**Short problem**
Extract all lines in the data that contain the word "meeting".
*** Supplied records ***
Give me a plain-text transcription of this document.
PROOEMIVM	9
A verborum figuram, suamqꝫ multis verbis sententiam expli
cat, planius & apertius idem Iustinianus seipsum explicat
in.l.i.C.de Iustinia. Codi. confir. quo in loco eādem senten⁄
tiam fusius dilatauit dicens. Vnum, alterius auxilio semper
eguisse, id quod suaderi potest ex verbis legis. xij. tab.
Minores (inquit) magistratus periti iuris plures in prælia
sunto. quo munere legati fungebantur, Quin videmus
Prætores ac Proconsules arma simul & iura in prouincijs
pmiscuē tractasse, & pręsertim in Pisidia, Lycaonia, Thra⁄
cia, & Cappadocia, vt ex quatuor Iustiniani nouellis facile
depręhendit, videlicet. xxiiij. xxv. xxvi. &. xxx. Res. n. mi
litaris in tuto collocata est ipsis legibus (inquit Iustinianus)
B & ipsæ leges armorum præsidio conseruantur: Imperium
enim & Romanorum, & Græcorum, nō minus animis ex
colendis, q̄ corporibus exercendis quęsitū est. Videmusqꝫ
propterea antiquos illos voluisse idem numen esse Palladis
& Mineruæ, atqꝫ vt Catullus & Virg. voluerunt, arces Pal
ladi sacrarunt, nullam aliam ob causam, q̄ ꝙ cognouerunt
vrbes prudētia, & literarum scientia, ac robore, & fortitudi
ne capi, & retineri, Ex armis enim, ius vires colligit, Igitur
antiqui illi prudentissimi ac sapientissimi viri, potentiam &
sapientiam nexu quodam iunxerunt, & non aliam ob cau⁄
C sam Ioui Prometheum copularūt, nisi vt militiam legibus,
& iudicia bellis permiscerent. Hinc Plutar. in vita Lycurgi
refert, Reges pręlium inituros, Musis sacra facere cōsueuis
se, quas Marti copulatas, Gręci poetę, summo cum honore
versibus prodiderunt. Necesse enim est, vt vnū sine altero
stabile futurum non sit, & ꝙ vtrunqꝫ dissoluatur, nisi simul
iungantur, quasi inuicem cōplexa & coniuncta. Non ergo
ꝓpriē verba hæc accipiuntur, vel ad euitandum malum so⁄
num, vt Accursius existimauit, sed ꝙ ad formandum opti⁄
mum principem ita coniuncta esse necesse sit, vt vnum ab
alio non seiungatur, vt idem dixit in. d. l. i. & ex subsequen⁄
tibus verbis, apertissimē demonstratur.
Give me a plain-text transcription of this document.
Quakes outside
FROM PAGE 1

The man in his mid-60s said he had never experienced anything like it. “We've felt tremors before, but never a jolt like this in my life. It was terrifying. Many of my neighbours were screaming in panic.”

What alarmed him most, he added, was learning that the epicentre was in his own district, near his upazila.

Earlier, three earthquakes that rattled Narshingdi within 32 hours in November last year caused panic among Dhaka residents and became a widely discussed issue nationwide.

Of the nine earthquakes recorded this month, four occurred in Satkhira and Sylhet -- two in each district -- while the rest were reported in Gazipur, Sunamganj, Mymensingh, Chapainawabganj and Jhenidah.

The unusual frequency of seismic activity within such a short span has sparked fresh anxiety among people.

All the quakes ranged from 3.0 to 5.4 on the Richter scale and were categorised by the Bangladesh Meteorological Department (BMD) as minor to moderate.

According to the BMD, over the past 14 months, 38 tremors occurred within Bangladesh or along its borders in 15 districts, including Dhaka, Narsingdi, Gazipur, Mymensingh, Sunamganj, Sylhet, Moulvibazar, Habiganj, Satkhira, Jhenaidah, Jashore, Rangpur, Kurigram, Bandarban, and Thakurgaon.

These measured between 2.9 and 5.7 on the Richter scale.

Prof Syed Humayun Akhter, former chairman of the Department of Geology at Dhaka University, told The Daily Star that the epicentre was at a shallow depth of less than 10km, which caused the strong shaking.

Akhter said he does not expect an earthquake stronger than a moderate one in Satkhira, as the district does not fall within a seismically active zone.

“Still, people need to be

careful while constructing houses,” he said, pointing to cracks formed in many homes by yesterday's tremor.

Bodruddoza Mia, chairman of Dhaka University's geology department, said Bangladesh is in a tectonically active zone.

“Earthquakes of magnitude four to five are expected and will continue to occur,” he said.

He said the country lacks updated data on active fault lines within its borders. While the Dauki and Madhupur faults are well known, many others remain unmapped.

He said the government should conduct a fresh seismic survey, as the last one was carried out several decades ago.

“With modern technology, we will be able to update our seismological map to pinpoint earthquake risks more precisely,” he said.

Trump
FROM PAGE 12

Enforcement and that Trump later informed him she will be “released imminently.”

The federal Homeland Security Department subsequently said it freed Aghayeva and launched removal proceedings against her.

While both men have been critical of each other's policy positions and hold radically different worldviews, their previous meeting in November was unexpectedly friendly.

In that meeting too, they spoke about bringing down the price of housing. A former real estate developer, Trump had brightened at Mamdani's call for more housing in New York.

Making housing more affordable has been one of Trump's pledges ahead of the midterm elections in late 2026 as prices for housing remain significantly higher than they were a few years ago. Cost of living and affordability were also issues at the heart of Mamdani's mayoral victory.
***
**Task response**
While both men have been critical of each other's policy positions and hold radically different worldviews, their previous meeting in November was unexpectedly friendly.
In that meeting too, they spoke about bringing down the price of housing. A former real estate developer, Trump had brightened at Mamdani's call for more housing in New York.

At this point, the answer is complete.